▶ [Exercise passage]
────────

Approximately 7% of all
bladder cancer cases in males are associated with occupation. The question arises whether the use of genome-wide association studies was able to identify
bladder cancer risk factors that may modulate occupational
bladder cancer risk and prognosis. One hundred and forty-three
bladder cancer cases with suspected occupational
bladder cancer and 337 controls were genotyped for the following polymorphisms: N-
acetyltransferase 2 (NAT2),
glutathione S-transferase M1 (GSTM1),
glutathione S-transferase T1 (GSTT1),
UDP-
glucuronyltransferase 1A rs11892031 (UGT1A), rs9642880 (close to c-MYC), and rs710521 (close to TP63). The most relevant polymorphisms for occupational
bladder cancer risk were GSTM1 and UGT1A, especially when co-occurring (GSTM1 negative and rs11892031[A/A]: 48% cases vs. 38% controls, OR 1.47, 95% CI 0.99-2.20). The effect was more pronounced in smokers. GSTM1 negative genotype occurred more frequently in
cancer cases exposed to aromatic
amines, carbolineum, and in painters and varnishers. UGT1A (rs11892031[A/A]) was found frequently in cases exposed to carbolineum, crack test spray, PAH, and in painters and varnishers. All investigated polymorphisms except rs710521 (TP63) seemed to exert an impact on recurrence risk. Relapse-free times were shorter for NAT2 slow and ultra-slow, GSTT1 positive and GSTM1 negative cases. Occupational
bladder cancer cases with a number of risk variants displayed significantly shorter relapse-free times compared to cases with few, less relevant risk alleles as evidenced by median difference 8 months. In conclusion, in the present, suspected occupational
bladder cancer cases phase II polymorphisms involved in bladder
carcinogen metabolism modulate
bladder cancer recurrence. Most relevant for
bladder cancer risk were GSTM1 and UGT1A but not NAT2.

────────

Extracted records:
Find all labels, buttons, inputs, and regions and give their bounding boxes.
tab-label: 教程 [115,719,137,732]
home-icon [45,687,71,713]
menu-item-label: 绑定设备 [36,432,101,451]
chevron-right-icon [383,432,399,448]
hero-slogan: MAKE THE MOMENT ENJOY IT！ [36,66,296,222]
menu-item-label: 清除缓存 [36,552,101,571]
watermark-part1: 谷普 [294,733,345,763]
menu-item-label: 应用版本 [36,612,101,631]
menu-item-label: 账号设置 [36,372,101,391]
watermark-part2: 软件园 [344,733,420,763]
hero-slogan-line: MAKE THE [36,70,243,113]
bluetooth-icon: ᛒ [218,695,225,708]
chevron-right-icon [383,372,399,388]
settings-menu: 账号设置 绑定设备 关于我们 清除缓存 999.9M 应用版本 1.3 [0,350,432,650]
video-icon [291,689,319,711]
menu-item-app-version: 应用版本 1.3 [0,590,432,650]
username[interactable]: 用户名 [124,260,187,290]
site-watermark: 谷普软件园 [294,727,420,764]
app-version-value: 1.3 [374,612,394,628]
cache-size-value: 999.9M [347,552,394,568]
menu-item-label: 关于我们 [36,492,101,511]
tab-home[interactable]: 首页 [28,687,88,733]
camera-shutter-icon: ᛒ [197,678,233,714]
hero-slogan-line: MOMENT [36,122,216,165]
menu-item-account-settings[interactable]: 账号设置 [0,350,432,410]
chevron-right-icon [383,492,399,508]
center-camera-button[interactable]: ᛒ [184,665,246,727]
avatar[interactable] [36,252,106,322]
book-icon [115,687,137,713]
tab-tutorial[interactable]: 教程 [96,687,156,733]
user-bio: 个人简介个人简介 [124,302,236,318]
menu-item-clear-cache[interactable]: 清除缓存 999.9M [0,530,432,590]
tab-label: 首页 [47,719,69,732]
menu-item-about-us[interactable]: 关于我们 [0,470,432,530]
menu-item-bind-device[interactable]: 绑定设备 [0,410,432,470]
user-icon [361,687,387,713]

────────

▶ [Work task] Can you reproduce the entire passage on occupational bladder cancer above, word for word?

▶ [Completed task]
Approximately 7% of all
bladder cancer cases in males are associated with occupation. The question arises whether the use of genome-wide association studies was able to identify
bladder cancer risk factors that may modulate occupational
bladder cancer risk and prognosis. One hundred and forty-three
bladder cancer cases with suspected occupational
bladder cancer and 337 controls were genotyped for the following polymorphisms: N-
acetyltransferase 2 (NAT2),
glutathione S-transferase M1 (GSTM1),
glutathione S-transferase T1 (GSTT1),
UDP-
glucuronyltransferase 1A rs11892031 (UGT1A), rs9642880 (close to c-MYC), and rs710521 (close to TP63). The most relevant polymorphisms for occupational
bladder cancer risk were GSTM1 and UGT1A, especially when co-occurring (GSTM1 negative and rs11892031[A/A]: 48% cases vs. 38% controls, OR 1.47, 95% CI 0.99-2.20). The effect was more pronounced in smokers. GSTM1 negative genotype occurred more frequently in
cancer cases exposed to aromatic
amines, carbolineum, and in painters and varnishers. UGT1A (rs11892031[A/A]) was found frequently in cases exposed to carbolineum, crack test spray, PAH, and in painters and varnishers. All investigated polymorphisms except rs710521 (TP63) seemed to exert an impact on recurrence risk. Relapse-free times were shorter for NAT2 slow and ultra-slow, GSTT1 positive and GSTM1 negative cases. Occupational
bladder cancer cases with a number of risk variants displayed significantly shorter relapse-free times compared to cases with few, less relevant risk alleles as evidenced by median difference 8 months. In conclusion, in the present, suspected occupational
bladder cancer cases phase II polymorphisms involved in bladder
carcinogen metabolism modulate
bladder cancer recurrence. Most relevant for
bladder cancer risk were GSTM1 and UGT1A but not NAT2.